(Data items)
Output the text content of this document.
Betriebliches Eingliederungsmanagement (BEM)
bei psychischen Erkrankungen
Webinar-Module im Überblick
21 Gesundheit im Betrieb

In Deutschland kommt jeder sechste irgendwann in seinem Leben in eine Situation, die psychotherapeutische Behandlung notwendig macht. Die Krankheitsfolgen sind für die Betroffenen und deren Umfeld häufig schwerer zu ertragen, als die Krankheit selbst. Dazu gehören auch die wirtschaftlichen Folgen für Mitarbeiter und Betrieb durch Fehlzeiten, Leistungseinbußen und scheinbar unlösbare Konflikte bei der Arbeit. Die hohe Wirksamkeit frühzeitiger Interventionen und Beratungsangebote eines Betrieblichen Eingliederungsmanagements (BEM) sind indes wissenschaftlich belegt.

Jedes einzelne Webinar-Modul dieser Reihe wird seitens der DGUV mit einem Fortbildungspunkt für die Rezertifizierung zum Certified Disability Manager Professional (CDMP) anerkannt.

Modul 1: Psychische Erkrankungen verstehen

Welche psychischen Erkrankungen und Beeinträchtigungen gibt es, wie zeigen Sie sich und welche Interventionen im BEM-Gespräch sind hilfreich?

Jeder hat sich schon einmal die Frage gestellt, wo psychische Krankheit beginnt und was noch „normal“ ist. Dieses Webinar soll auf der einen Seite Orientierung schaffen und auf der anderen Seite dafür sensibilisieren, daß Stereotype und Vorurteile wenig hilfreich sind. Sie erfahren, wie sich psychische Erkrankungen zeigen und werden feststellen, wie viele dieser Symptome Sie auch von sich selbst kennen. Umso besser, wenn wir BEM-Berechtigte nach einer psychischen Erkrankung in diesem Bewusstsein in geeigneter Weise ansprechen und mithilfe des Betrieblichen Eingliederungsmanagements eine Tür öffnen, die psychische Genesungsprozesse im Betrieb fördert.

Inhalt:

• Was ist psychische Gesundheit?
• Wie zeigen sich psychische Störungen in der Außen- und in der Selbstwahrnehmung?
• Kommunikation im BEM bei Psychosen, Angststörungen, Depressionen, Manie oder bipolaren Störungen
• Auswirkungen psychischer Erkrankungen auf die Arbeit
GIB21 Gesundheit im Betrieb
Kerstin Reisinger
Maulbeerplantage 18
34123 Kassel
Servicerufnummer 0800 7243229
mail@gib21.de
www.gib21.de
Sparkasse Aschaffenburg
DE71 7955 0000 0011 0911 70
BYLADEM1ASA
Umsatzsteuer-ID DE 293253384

WHAT YOU HAVE TO DO:
No line may be left out; the records are to be transcribed in full.

SOLUTION TO THIS EXERCISE:
Output the text content of this document.
Betriebliches Eingliederungsmanagement (BEM)
bei psychischen Erkrankungen
Webinar-Module im Überblick
21 Gesundheit im Betrieb

In Deutschland kommt jeder sechste irgendwann in seinem Leben in eine Situation, die psychotherapeutische Behandlung notwendig macht. Die Krankheitsfolgen sind für die Betroffenen und deren Umfeld häufig schwerer zu ertragen, als die Krankheit selbst. Dazu gehören auch die wirtschaftlichen Folgen für Mitarbeiter und Betrieb durch Fehlzeiten, Leistungseinbußen und scheinbar unlösbare Konflikte bei der Arbeit. Die hohe Wirksamkeit frühzeitiger Interventionen und Beratungsangebote eines Betrieblichen Eingliederungsmanagements (BEM) sind indes wissenschaftlich belegt.

Jedes einzelne Webinar-Modul dieser Reihe wird seitens der DGUV mit einem Fortbildungspunkt für die Rezertifizierung zum Certified Disability Manager Professional (CDMP) anerkannt.

Modul 1: Psychische Erkrankungen verstehen

Welche psychischen Erkrankungen und Beeinträchtigungen gibt es, wie zeigen Sie sich und welche Interventionen im BEM-Gespräch sind hilfreich?

Jeder hat sich schon einmal die Frage gestellt, wo psychische Krankheit beginnt und was noch „normal“ ist. Dieses Webinar soll auf der einen Seite Orientierung schaffen und auf der anderen Seite dafür sensibilisieren, daß Stereotype und Vorurteile wenig hilfreich sind. Sie erfahren, wie sich psychische Erkrankungen zeigen und werden feststellen, wie viele dieser Symptome Sie auch von sich selbst kennen. Umso besser, wenn wir BEM-Berechtigte nach einer psychischen Erkrankung in diesem Bewusstsein in geeigneter Weise ansprechen und mithilfe des Betrieblichen Eingliederungsmanagements eine Tür öffnen, die psychische Genesungsprozesse im Betrieb fördert.

Inhalt:

• Was ist psychische Gesundheit?
• Wie zeigen sich psychische Störungen in der Außen- und in der Selbstwahrnehmung?
• Kommunikation im BEM bei Psychosen, Angststörungen, Depressionen, Manie oder bipolaren Störungen
• Auswirkungen psychischer Erkrankungen auf die Arbeit
GIB21 Gesundheit im Betrieb
Kerstin Reisinger
Maulbeerplantage 18
34123 Kassel
Servicerufnummer 0800 7243229
mail@gib21.de
www.gib21.de
Sparkasse Aschaffenburg
DE71 7955 0000 0011 0911 70
BYLADEM1ASA
Umsatzsteuer-ID DE 293253384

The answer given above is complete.